Data records for software interfaces:
*****
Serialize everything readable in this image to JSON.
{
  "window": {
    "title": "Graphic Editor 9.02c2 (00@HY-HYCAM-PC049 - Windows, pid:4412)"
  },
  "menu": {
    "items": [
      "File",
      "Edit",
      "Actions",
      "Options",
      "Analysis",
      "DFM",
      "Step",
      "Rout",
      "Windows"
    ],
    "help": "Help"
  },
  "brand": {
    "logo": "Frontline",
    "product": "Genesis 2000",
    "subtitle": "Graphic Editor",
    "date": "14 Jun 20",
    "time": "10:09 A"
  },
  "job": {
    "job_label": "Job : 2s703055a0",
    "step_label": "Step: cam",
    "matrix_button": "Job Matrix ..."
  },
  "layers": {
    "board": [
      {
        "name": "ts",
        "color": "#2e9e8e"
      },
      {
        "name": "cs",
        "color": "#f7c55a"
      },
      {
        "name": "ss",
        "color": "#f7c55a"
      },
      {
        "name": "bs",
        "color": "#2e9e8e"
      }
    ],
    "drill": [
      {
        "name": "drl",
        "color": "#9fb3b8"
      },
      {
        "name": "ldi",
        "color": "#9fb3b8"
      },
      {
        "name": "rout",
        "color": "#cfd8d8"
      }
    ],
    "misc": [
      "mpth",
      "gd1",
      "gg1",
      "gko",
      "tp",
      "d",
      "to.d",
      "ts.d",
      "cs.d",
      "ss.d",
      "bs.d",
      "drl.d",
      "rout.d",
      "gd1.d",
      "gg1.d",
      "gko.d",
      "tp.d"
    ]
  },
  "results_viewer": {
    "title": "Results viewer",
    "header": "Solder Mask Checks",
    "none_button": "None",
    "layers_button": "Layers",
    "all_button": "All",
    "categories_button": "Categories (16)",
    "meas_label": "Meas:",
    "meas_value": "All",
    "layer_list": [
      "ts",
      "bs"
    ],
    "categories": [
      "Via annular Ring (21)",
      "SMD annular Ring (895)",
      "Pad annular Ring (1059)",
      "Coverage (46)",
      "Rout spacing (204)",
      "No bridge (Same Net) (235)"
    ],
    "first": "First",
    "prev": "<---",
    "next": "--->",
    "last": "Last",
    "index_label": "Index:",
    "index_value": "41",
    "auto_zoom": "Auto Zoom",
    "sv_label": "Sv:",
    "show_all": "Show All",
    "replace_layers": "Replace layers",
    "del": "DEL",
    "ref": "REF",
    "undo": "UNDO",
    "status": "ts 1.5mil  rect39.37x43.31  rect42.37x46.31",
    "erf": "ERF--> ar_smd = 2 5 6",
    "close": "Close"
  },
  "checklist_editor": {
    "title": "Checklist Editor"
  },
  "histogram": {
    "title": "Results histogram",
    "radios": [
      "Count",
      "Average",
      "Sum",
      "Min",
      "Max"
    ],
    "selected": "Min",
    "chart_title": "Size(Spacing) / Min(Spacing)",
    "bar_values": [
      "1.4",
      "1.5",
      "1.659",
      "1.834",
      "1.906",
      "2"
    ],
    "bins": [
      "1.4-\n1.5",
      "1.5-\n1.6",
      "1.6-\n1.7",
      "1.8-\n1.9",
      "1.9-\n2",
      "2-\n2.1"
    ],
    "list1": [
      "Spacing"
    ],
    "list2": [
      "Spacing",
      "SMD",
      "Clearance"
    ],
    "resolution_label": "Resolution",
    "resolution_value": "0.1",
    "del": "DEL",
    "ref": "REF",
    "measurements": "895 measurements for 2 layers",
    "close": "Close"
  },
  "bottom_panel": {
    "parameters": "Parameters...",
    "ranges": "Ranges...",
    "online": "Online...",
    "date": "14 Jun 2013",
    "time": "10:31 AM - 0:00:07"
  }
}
*****
- _Prompt_: Give back all of the data above without any alteration.

- _Response to the task_:
Serialize everything readable in this image to JSON.
{
  "window": {
    "title": "Graphic Editor 9.02c2 (00@HY-HYCAM-PC049 - Windows, pid:4412)"
  },
  "menu": {
    "items": [
      "File",
      "Edit",
      "Actions",
      "Options",
      "Analysis",
      "DFM",
      "Step",
      "Rout",
      "Windows"
    ],
    "help": "Help"
  },
  "brand": {
    "logo": "Frontline",
    "product": "Genesis 2000",
    "subtitle": "Graphic Editor",
    "date": "14 Jun 20",
    "time": "10:09 A"
  },
  "job": {
    "job_label": "Job : 2s703055a0",
    "step_label": "Step: cam",
    "matrix_button": "Job Matrix ..."
  },
  "layers": {
    "board": [
      {
        "name": "ts",
        "color": "#2e9e8e"
      },
      {
        "name": "cs",
        "color": "#f7c55a"
      },
      {
        "name": "ss",
        "color": "#f7c55a"
      },
      {
        "name": "bs",
        "color": "#2e9e8e"
      }
    ],
    "drill": [
      {
        "name": "drl",
        "color": "#9fb3b8"
      },
      {
        "name": "ldi",
        "color": "#9fb3b8"
      },
      {
        "name": "rout",
        "color": "#cfd8d8"
      }
    ],
    "misc": [
      "mpth",
      "gd1",
      "gg1",
      "gko",
      "tp",
      "d",
      "to.d",
      "ts.d",
      "cs.d",
      "ss.d",
      "bs.d",
      "drl.d",
      "rout.d",
      "gd1.d",
      "gg1.d",
      "gko.d",
      "tp.d"
    ]
  },
  "results_viewer": {
    "title": "Results viewer",
    "header": "Solder Mask Checks",
    "none_button": "None",
    "layers_button": "Layers",
    "all_button": "All",
    "categories_button": "Categories (16)",
    "meas_label": "Meas:",
    "meas_value": "All",
    "layer_list": [
      "ts",
      "bs"
    ],
    "categories": [
      "Via annular Ring (21)",
      "SMD annular Ring (895)",
      "Pad annular Ring (1059)",
      "Coverage (46)",
      "Rout spacing (204)",
      "No bridge (Same Net) (235)"
    ],
    "first": "First",
    "prev": "<---",
    "next": "--->",
    "last": "Last",
    "index_label": "Index:",
    "index_value": "41",
    "auto_zoom": "Auto Zoom",
    "sv_label": "Sv:",
    "show_all": "Show All",
    "replace_layers": "Replace layers",
    "del": "DEL",
    "ref": "REF",
    "undo": "UNDO",
    "status": "ts 1.5mil  rect39.37x43.31  rect42.37x46.31",
    "erf": "ERF--> ar_smd = 2 5 6",
    "close": "Close"
  },
  "checklist_editor": {
    "title": "Checklist Editor"
  },
  "histogram": {
    "title": "Results histogram",
    "radios": [
      "Count",
      "Average",
      "Sum",
      "Min",
      "Max"
    ],
    "selected": "Min",
    "chart_title": "Size(Spacing) / Min(Spacing)",
    "bar_values": [
      "1.4",
      "1.5",
      "1.659",
      "1.834",
      "1.906",
      "2"
    ],
    "bins": [
      "1.4-\n1.5",
      "1.5-\n1.6",
      "1.6-\n1.7",
      "1.8-\n1.9",
      "1.9-\n2",
      "2-\n2.1"
    ],
    "list1": [
      "Spacing"
    ],
    "list2": [
      "Spacing",
      "SMD",
      "Clearance"
    ],
    "resolution_label": "Resolution",
    "resolution_value": "0.1",
    "del": "DEL",
    "ref": "REF",
    "measurements": "895 measurements for 2 layers",
    "close": "Close"
  },
  "bottom_panel": {
    "parameters": "Parameters...",
    "ranges": "Ranges...",
    "online": "Online...",
    "date": "14 Jun 2013",
    "time": "10:31 AM - 0:00:07"
  }
}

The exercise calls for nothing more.